# Task to complete
In the entries below, find every line holding the string "icon" and collect it.
▬▬▬▬▬▬
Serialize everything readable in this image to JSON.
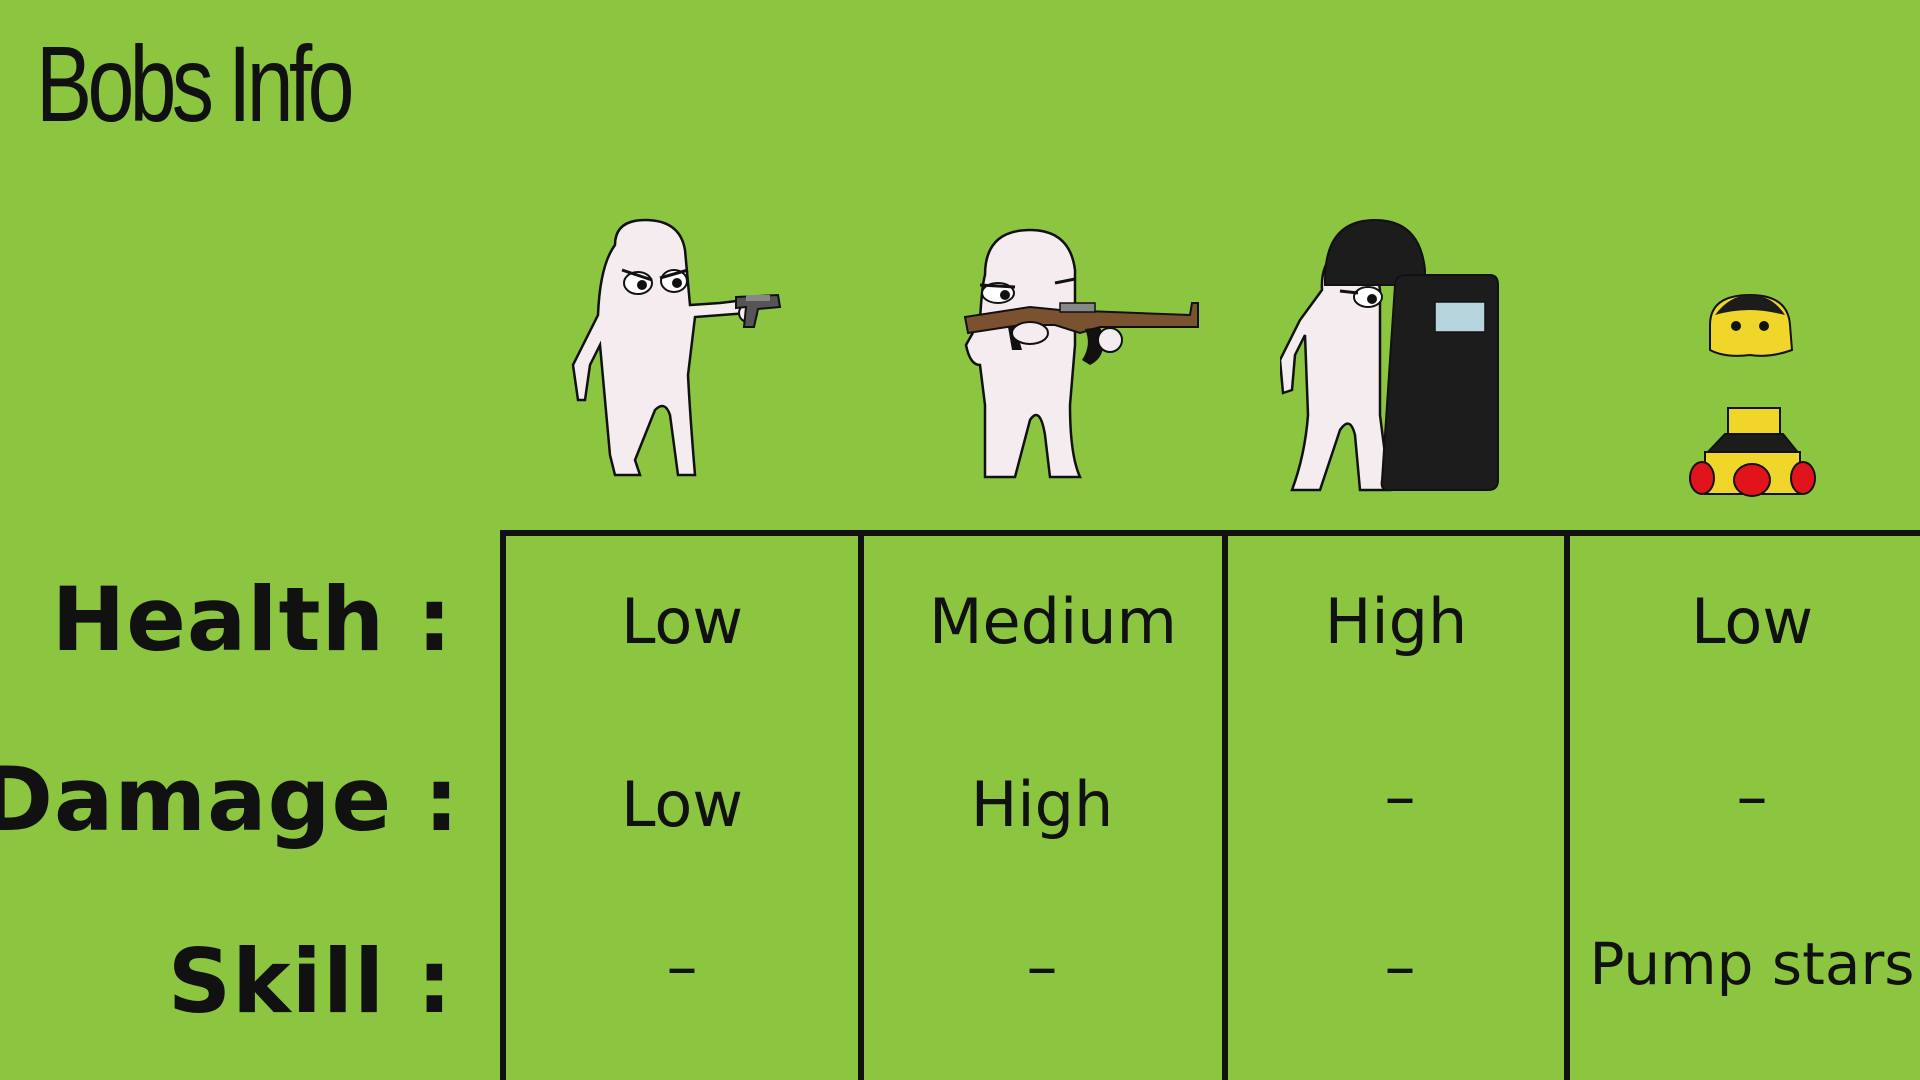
{
  "title": "Bobs Info",
  "rows": {
    "health_label": "Health :",
    "damage_label": "Damage :",
    "skill_label": "Skill :"
  },
  "characters": [
    {
      "icon": "pistol-bob-icon",
      "health": "Low",
      "damage": "Low",
      "skill": "–"
    },
    {
      "icon": "rifle-bob-icon",
      "health": "Medium",
      "damage": "High",
      "skill": "–"
    },
    {
      "icon": "shield-bob-icon",
      "health": "High",
      "damage": "–",
      "skill": "–"
    },
    {
      "icon": "pump-star-bob-icon",
      "health": "Low",
      "damage": "–",
      "skill": "Pump stars"
    }
  ],
  "colors": {
    "background": "#8cc641",
    "line": "#111111",
    "bob_body": "#f4ecee",
    "shield": "#1c1c1c",
    "rifle_wood": "#7a5230",
    "yellow": "#f0d62a",
    "red": "#e0141a"
  }
}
▬▬▬▬▬▬
# Exercise result
      "icon": "pistol-bob-icon",
      "icon": "rifle-bob-icon",
      "icon": "shield-bob-icon",
      "icon": "pump-star-bob-icon",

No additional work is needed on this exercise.